* **STATED TASK**
Find every line with the word "карты" and report how many there are, without any other text.

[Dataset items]
────
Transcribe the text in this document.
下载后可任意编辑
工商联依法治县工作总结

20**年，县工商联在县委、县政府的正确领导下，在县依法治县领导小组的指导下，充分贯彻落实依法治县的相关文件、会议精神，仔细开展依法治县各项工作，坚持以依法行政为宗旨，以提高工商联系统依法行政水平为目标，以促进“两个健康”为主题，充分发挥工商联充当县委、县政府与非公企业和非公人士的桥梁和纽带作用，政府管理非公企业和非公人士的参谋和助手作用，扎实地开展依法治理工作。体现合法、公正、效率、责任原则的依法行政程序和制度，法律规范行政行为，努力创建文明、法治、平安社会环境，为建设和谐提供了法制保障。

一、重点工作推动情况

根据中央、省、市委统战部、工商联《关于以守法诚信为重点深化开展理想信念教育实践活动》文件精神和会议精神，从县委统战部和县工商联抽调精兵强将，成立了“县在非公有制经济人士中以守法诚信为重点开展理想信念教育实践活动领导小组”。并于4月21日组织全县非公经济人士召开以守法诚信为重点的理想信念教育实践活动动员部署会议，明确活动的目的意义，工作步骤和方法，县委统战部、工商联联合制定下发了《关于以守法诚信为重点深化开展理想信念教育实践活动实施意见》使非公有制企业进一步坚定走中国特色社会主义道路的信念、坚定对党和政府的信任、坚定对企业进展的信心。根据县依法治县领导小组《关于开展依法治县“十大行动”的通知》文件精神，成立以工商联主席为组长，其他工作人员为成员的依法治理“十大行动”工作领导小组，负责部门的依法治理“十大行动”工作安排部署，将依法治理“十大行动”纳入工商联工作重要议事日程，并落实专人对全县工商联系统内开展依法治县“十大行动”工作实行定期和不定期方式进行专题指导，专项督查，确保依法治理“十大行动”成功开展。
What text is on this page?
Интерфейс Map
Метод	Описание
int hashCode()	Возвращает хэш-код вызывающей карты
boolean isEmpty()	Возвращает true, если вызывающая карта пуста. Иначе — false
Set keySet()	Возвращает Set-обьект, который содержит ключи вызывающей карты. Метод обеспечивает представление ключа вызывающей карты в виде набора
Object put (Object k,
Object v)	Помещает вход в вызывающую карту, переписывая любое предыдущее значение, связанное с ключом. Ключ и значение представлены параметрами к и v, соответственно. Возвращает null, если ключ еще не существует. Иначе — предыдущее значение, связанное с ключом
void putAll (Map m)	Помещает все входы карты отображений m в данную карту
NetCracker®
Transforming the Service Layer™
────
* **ANSWER TO THE PROBLEM**
3